Aim >>
Transcribe all of the material below word for word and leave out its pictures.

Supplied material >>
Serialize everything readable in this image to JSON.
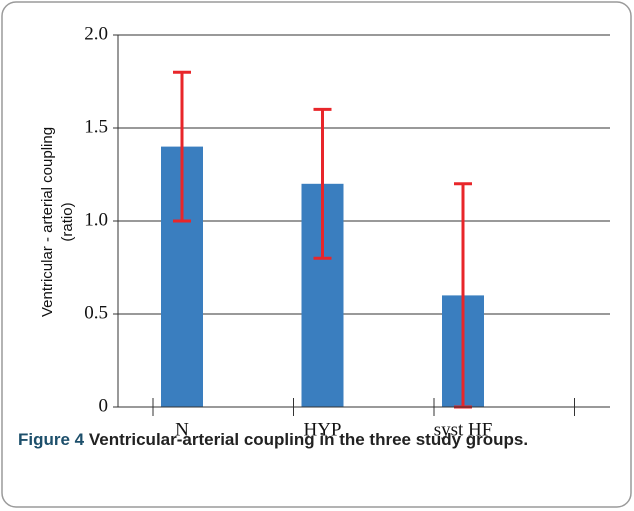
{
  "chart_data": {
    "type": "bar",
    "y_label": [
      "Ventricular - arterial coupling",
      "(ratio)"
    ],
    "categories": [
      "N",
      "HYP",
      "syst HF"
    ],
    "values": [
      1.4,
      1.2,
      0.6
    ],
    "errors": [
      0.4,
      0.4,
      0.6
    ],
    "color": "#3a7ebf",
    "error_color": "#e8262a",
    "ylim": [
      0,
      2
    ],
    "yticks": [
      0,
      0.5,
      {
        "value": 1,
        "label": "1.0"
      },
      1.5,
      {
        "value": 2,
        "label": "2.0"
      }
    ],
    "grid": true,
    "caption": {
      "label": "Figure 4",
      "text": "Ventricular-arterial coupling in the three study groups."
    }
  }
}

The solution >>
Serialize everything readable in this image to JSON.
{
  "chart_data": {
    "type": "bar",
    "y_label": [
      "Ventricular - arterial coupling",
      "(ratio)"
    ],
    "categories": [
      "N",
      "HYP",
      "syst HF"
    ],
    "values": [
      1.4,
      1.2,
      0.6
    ],
    "errors": [
      0.4,
      0.4,
      0.6
    ],
    "color": "#3a7ebf",
    "error_color": "#e8262a",
    "ylim": [
      0,
      2
    ],
    "yticks": [
      0,
      0.5,
      {
        "value": 1,
        "label": "1.0"
      },
      1.5,
      {
        "value": 2,
        "label": "2.0"
      }
    ],
    "grid": true,
    "caption": {
      "label": "Figure 4",
      "text": "Ventricular-arterial coupling in the three study groups."
    }
  }
}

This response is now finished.